**Material to process**
------------------------------------------------

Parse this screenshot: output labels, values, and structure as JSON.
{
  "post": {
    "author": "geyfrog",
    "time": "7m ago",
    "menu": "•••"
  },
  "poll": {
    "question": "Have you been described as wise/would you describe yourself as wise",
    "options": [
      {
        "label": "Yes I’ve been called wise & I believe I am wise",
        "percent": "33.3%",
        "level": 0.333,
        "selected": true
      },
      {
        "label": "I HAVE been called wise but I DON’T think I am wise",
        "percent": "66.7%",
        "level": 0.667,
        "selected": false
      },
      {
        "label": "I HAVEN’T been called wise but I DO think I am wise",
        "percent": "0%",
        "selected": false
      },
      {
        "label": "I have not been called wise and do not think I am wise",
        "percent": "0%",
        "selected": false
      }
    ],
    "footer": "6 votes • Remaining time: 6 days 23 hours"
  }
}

------------------------------------------------

**Work required**
Output the entries verbatim.

**Answer to this task**
Parse this screenshot: output labels, values, and structure as JSON.
{
  "post": {
    "author": "geyfrog",
    "time": "7m ago",
    "menu": "•••"
  },
  "poll": {
    "question": "Have you been described as wise/would you describe yourself as wise",
    "options": [
      {
        "label": "Yes I’ve been called wise & I believe I am wise",
        "percent": "33.3%",
        "level": 0.333,
        "selected": true
      },
      {
        "label": "I HAVE been called wise but I DON’T think I am wise",
        "percent": "66.7%",
        "level": 0.667,
        "selected": false
      },
      {
        "label": "I HAVEN’T been called wise but I DO think I am wise",
        "percent": "0%",
        "selected": false
      },
      {
        "label": "I have not been called wise and do not think I am wise",
        "percent": "0%",
        "selected": false
      }
    ],
    "footer": "6 votes • Remaining time: 6 days 23 hours"
  }
}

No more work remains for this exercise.